Recorded data

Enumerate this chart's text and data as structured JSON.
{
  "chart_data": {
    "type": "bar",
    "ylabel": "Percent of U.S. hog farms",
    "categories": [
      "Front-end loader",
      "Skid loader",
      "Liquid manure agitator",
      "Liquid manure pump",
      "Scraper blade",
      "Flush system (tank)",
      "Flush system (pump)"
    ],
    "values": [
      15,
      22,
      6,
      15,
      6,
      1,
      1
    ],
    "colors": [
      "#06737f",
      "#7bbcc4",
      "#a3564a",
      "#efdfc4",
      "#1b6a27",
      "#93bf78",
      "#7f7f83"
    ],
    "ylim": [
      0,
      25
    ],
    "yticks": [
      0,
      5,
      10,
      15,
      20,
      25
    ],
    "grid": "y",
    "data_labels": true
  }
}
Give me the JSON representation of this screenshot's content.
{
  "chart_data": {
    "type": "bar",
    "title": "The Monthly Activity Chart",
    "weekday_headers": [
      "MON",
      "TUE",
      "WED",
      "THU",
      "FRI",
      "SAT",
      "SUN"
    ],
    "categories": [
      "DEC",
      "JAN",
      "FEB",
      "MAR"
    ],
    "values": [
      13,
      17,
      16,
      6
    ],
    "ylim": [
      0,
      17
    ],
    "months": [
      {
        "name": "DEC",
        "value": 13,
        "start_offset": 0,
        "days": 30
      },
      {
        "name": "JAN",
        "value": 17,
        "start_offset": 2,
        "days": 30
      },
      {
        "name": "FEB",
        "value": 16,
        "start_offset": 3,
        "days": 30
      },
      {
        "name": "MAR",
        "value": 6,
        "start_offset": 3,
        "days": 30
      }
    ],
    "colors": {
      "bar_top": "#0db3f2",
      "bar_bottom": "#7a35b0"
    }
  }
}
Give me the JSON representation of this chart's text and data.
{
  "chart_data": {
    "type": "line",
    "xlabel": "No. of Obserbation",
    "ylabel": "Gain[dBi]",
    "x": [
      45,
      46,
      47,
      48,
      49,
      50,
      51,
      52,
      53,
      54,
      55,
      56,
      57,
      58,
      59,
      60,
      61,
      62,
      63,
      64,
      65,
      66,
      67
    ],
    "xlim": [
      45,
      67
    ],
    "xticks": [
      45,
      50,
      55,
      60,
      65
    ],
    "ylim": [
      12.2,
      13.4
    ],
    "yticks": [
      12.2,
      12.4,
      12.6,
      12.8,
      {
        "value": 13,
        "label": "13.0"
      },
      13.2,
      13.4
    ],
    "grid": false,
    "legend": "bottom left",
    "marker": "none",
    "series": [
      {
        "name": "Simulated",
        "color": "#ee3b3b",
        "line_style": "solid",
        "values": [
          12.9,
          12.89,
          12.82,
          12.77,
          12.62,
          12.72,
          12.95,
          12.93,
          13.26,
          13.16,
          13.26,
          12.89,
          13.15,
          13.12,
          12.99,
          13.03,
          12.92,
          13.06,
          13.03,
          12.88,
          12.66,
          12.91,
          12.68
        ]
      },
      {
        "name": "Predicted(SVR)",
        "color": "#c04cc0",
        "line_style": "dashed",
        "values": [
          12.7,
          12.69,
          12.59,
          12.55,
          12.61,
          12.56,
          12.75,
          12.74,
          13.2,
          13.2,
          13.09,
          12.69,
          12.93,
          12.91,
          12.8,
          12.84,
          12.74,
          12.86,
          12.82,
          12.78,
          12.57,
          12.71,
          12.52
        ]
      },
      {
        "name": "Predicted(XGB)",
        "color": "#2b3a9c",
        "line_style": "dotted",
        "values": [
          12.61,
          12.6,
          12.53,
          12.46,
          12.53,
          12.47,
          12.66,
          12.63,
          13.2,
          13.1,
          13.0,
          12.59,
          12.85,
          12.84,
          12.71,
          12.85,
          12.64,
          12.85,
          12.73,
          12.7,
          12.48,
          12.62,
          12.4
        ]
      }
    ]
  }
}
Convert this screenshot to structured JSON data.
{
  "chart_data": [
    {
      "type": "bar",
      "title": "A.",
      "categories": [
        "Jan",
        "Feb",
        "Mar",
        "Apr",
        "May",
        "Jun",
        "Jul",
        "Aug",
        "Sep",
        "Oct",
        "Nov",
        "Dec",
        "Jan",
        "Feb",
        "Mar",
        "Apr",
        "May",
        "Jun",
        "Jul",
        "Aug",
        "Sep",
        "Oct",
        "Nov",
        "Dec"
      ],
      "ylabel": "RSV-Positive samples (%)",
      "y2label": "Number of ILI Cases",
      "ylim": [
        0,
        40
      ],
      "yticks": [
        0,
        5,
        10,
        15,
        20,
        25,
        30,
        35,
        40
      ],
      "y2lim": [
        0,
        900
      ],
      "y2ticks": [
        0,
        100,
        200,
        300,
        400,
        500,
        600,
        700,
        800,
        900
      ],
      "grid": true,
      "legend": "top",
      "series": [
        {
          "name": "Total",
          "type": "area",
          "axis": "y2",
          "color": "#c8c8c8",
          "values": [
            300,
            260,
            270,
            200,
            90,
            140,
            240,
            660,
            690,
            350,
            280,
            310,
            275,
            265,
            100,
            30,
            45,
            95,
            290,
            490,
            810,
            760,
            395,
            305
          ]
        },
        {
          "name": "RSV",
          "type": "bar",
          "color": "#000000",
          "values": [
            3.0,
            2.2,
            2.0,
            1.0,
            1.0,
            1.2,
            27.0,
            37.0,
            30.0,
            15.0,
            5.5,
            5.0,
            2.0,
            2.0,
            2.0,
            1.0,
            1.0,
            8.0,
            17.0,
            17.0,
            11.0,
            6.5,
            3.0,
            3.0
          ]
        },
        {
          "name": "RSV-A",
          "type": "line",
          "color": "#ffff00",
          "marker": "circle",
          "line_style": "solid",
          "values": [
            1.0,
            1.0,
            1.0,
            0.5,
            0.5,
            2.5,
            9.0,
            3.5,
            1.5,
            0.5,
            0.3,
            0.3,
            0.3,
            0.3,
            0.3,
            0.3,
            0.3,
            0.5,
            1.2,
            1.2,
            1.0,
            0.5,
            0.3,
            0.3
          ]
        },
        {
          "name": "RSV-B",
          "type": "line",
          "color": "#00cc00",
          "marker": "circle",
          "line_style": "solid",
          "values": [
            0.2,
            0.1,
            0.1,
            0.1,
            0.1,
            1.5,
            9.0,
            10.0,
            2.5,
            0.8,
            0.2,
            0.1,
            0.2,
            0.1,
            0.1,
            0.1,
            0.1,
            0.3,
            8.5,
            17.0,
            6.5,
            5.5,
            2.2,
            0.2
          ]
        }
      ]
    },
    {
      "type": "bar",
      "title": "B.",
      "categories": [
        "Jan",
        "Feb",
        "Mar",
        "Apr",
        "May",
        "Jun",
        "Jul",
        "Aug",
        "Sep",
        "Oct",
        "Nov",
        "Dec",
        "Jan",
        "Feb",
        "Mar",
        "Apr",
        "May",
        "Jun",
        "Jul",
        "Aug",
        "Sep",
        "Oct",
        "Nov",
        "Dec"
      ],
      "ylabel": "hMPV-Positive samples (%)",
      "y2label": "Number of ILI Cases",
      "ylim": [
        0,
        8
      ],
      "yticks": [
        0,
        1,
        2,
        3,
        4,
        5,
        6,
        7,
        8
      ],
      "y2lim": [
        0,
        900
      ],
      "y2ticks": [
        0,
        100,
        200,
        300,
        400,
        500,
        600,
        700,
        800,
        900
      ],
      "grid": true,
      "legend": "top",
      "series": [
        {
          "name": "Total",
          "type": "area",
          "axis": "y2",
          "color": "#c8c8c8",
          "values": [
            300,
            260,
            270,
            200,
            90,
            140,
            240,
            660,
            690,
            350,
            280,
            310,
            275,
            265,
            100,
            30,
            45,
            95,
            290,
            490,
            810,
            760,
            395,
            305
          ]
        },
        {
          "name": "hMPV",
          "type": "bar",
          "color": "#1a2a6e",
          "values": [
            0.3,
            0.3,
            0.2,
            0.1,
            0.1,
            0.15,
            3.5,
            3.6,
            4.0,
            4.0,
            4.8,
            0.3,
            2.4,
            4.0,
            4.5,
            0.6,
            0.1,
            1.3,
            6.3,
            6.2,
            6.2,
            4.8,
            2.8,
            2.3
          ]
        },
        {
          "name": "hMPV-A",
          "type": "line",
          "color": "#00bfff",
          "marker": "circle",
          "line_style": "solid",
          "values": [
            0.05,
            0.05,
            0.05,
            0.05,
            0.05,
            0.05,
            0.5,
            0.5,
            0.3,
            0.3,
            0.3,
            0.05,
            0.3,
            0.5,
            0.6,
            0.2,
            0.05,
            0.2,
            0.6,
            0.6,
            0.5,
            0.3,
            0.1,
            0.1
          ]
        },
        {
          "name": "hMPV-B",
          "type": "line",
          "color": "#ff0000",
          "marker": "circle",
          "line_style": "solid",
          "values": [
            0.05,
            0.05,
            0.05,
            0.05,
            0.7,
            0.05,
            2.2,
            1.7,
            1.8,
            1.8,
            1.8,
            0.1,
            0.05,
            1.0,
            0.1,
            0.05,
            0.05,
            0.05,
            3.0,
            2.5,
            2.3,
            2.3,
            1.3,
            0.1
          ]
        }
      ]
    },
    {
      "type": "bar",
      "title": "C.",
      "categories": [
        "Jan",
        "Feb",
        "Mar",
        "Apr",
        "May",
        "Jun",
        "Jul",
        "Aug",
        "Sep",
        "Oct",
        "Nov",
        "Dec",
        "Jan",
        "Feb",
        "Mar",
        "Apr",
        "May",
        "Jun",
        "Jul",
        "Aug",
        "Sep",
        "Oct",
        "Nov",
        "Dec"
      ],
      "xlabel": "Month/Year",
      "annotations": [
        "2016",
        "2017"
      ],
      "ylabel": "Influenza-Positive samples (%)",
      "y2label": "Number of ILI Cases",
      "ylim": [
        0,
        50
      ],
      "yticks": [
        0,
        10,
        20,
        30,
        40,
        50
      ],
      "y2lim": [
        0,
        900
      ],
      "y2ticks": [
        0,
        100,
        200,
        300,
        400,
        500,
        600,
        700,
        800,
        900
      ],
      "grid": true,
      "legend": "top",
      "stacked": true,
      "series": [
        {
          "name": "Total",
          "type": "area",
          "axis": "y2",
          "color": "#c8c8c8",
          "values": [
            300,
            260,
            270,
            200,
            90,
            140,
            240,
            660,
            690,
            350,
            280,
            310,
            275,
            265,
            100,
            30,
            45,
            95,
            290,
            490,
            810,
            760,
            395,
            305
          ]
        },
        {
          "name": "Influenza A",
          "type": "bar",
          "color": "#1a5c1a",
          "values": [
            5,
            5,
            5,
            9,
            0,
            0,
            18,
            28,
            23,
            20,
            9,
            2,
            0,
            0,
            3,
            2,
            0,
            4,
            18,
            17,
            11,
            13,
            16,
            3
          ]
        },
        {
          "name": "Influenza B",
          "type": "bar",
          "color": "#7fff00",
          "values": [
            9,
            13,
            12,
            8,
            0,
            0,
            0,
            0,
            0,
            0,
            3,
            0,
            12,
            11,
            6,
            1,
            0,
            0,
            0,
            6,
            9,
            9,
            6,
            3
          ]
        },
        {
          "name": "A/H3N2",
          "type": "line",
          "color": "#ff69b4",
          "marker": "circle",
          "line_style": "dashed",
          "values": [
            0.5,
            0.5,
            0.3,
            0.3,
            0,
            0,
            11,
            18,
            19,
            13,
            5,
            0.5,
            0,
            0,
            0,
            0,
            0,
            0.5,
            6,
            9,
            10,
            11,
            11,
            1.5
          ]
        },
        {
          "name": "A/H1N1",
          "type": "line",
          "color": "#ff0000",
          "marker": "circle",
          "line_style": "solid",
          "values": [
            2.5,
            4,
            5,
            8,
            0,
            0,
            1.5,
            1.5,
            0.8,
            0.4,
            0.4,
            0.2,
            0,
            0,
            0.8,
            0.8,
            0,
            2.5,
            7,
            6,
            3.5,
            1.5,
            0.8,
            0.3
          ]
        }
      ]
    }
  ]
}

- _What the task asks_: Show every line that contains the word "text".

- _Result for this task_:
Enumerate this chart's text and data as structured JSON.
Give me the JSON representation of this chart's text and data.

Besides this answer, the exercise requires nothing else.